→ Goal of the exercise
Go through the entries below, tally each line with the string "Economics", and give the final number by itself.

→ Data
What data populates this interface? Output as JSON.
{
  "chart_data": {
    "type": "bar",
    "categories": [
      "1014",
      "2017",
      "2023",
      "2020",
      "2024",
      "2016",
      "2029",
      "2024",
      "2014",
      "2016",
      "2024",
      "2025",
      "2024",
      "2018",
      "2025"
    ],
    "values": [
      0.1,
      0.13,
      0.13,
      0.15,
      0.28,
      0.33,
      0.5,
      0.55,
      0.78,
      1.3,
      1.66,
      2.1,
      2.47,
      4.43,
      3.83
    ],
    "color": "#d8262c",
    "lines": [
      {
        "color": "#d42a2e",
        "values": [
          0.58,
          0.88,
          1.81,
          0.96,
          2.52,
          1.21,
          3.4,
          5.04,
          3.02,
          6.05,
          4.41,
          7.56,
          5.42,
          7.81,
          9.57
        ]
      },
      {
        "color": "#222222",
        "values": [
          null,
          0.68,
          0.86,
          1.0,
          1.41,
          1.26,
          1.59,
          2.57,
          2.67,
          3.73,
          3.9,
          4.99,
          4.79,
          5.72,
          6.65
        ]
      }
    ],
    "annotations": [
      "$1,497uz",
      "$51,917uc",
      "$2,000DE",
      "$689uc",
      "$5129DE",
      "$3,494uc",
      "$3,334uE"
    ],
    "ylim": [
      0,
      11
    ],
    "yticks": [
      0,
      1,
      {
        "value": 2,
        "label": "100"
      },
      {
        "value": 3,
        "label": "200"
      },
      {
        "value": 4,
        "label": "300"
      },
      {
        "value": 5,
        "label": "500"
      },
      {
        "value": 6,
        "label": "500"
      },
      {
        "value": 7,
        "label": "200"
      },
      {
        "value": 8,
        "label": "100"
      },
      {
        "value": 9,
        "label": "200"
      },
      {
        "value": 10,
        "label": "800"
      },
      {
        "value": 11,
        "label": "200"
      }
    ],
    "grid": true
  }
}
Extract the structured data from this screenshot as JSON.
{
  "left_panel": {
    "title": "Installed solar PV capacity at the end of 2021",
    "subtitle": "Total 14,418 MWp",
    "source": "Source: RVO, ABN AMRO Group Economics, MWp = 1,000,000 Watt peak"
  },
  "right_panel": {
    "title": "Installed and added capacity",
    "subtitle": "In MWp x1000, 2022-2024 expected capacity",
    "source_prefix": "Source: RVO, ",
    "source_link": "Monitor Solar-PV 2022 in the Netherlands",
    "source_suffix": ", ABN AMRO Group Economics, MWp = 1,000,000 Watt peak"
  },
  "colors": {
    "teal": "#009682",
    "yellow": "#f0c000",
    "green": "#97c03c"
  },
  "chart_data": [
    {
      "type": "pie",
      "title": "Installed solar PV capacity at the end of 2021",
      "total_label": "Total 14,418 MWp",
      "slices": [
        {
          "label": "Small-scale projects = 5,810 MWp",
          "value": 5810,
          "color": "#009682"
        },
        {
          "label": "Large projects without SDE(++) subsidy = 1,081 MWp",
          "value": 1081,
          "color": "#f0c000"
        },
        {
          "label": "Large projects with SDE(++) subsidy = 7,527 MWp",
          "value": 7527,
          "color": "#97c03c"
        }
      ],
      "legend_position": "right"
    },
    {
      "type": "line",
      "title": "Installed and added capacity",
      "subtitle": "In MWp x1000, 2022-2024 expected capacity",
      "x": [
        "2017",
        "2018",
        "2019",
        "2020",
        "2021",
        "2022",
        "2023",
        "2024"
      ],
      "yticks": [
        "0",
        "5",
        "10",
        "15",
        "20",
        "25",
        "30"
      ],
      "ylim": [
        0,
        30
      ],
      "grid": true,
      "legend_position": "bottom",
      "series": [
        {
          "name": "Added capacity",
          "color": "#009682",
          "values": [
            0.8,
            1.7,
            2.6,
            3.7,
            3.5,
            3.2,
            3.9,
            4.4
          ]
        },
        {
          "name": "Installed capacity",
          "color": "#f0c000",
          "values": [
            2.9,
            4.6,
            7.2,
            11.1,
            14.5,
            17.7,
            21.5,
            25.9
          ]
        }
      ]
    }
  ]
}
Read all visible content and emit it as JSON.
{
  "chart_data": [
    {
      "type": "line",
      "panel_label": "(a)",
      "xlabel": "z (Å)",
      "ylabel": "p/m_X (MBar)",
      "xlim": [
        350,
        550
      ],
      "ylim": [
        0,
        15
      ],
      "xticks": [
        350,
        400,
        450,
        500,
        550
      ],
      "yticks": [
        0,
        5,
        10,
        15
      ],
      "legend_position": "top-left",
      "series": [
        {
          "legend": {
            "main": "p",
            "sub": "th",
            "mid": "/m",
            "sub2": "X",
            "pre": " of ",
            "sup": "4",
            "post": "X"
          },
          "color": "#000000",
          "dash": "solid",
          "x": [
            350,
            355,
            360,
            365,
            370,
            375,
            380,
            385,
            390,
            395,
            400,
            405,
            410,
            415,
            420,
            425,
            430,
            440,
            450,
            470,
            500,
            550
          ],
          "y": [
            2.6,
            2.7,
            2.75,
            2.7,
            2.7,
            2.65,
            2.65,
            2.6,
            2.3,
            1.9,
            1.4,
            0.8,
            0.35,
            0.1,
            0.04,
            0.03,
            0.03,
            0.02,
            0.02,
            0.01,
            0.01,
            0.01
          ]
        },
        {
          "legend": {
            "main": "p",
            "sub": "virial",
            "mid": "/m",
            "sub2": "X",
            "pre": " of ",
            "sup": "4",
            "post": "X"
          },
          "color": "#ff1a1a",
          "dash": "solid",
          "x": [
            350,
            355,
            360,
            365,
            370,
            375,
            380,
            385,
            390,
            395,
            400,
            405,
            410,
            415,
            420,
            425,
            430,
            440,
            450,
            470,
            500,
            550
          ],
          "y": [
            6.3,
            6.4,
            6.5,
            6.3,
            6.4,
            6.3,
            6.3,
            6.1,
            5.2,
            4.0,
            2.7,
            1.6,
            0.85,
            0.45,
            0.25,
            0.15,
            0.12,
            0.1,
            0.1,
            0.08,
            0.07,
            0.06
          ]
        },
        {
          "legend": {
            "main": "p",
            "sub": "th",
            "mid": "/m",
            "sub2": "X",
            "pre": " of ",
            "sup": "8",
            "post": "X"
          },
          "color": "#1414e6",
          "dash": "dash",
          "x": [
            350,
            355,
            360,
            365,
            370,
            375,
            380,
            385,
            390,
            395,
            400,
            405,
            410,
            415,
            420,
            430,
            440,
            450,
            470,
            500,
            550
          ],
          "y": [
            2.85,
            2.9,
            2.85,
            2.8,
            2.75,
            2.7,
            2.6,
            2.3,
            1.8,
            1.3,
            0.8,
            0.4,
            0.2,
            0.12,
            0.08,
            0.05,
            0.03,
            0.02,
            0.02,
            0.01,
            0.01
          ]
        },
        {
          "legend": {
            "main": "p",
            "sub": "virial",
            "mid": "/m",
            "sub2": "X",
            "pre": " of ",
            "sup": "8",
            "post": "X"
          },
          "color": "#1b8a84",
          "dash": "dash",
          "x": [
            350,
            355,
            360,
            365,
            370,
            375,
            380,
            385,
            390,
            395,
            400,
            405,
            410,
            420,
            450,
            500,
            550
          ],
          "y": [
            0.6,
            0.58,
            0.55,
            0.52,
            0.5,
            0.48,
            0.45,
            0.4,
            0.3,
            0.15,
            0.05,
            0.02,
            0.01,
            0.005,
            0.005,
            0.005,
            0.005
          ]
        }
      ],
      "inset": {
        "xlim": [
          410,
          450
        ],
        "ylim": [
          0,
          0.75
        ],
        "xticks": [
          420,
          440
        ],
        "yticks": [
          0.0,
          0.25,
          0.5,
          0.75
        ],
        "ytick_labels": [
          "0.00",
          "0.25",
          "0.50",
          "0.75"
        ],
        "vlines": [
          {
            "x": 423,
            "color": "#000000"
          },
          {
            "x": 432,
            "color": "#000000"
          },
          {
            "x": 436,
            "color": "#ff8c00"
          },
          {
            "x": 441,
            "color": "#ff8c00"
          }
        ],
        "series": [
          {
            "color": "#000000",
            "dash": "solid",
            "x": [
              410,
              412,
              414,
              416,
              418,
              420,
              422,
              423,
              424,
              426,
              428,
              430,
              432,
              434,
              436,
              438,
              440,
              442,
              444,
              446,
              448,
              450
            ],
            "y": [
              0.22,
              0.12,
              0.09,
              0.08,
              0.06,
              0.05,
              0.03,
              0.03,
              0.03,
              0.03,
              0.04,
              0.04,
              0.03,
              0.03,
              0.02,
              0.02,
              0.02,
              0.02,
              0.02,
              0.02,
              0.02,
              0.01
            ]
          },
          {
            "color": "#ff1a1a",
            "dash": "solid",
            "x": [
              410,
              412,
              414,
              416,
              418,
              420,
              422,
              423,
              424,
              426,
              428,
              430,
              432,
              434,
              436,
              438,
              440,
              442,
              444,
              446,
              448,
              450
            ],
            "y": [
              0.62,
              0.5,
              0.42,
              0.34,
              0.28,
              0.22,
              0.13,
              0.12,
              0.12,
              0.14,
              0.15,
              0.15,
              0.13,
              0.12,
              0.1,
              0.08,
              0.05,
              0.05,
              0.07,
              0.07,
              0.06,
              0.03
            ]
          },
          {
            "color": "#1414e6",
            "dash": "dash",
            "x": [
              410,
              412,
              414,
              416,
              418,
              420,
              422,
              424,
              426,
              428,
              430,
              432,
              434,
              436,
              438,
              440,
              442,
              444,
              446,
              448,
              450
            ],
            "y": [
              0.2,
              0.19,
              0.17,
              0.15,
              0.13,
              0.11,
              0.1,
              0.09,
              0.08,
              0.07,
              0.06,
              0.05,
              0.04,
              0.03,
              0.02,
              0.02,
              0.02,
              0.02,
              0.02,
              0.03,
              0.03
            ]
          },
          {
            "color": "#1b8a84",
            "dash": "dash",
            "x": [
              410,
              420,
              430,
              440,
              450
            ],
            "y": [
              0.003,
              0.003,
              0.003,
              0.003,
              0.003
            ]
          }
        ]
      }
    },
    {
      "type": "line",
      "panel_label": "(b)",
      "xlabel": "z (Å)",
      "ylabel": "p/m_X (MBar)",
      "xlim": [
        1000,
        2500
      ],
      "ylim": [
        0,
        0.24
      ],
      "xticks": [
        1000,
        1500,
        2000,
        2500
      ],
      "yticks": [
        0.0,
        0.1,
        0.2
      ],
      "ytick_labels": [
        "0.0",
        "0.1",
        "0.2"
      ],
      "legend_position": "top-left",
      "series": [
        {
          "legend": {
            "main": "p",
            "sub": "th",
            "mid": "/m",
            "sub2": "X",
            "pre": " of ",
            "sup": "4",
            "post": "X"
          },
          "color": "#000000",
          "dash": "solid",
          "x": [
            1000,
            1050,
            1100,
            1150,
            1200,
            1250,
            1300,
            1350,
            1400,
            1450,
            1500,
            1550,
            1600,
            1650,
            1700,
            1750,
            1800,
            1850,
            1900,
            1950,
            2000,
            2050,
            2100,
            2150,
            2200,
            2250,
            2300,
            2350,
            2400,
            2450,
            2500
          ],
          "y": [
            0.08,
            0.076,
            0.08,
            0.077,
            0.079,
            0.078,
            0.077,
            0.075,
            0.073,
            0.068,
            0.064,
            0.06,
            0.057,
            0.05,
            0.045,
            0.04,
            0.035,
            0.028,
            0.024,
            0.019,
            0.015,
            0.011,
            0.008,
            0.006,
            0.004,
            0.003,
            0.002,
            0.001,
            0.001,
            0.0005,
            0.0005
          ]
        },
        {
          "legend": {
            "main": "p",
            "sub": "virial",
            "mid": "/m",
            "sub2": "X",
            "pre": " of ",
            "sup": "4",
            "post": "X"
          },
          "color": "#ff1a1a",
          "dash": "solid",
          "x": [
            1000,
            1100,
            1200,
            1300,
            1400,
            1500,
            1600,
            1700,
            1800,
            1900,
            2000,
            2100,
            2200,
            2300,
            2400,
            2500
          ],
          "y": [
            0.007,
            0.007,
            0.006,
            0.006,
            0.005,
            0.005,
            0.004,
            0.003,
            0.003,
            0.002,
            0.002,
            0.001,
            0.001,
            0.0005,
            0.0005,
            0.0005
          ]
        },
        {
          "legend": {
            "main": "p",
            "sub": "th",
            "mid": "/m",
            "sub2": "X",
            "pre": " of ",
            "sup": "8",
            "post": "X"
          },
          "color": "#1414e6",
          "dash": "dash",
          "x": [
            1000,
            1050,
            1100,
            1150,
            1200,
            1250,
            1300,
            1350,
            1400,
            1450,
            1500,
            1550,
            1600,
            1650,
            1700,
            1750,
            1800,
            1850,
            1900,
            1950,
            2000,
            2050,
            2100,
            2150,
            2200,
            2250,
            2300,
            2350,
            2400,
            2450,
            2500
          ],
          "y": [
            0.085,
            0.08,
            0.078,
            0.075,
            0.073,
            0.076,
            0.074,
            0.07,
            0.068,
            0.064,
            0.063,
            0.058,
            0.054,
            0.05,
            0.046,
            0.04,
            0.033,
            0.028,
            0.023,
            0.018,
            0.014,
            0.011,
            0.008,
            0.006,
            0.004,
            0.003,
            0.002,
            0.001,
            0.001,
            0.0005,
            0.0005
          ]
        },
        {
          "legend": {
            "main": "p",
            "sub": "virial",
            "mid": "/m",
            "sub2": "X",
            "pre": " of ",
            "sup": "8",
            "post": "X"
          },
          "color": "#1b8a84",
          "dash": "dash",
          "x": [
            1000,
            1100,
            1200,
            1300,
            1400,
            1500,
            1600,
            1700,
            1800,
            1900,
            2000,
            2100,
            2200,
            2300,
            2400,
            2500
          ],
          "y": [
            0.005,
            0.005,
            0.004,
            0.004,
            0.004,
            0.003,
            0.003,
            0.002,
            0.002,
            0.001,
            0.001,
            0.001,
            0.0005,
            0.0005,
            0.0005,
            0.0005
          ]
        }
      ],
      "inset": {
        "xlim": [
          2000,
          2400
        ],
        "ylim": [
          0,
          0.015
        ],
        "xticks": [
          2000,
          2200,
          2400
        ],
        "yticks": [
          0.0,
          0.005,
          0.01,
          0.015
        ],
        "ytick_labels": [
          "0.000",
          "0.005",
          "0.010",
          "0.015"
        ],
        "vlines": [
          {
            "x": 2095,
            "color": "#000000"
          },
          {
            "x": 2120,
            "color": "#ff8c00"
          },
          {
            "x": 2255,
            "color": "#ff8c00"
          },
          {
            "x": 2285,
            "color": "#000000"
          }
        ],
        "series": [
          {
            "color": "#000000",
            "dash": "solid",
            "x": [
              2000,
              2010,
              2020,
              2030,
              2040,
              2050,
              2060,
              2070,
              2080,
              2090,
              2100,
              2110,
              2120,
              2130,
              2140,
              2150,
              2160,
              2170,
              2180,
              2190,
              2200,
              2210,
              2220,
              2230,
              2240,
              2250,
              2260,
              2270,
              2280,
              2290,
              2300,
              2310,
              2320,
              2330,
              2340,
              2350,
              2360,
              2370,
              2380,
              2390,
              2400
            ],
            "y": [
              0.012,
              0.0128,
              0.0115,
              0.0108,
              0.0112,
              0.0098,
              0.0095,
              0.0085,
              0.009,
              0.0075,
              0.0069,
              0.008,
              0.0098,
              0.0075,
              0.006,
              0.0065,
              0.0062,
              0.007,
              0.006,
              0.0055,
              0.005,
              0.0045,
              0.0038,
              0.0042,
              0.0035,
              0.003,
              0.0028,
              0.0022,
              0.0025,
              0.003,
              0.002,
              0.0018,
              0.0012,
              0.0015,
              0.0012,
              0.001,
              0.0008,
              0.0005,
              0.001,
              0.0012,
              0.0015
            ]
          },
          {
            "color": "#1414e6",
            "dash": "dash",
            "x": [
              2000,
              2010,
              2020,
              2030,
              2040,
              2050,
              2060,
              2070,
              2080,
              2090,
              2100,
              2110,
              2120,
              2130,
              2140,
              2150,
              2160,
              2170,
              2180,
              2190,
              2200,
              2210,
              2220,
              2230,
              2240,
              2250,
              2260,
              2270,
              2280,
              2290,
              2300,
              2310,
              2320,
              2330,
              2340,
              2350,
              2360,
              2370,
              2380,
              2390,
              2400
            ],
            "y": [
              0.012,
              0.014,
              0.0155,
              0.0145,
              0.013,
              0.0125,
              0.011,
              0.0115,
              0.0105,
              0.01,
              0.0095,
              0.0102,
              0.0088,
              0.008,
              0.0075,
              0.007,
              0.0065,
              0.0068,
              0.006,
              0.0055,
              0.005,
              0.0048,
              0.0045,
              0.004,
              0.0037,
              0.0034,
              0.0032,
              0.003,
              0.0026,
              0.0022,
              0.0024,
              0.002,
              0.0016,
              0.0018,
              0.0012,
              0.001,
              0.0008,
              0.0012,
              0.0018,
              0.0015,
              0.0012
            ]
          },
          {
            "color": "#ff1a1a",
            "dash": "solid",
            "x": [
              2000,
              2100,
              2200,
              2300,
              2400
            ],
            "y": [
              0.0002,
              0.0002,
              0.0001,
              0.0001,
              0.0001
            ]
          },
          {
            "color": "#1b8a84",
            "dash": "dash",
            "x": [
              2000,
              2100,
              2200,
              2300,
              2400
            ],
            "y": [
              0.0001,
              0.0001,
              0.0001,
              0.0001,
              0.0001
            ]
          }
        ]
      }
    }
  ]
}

→ The completed task
2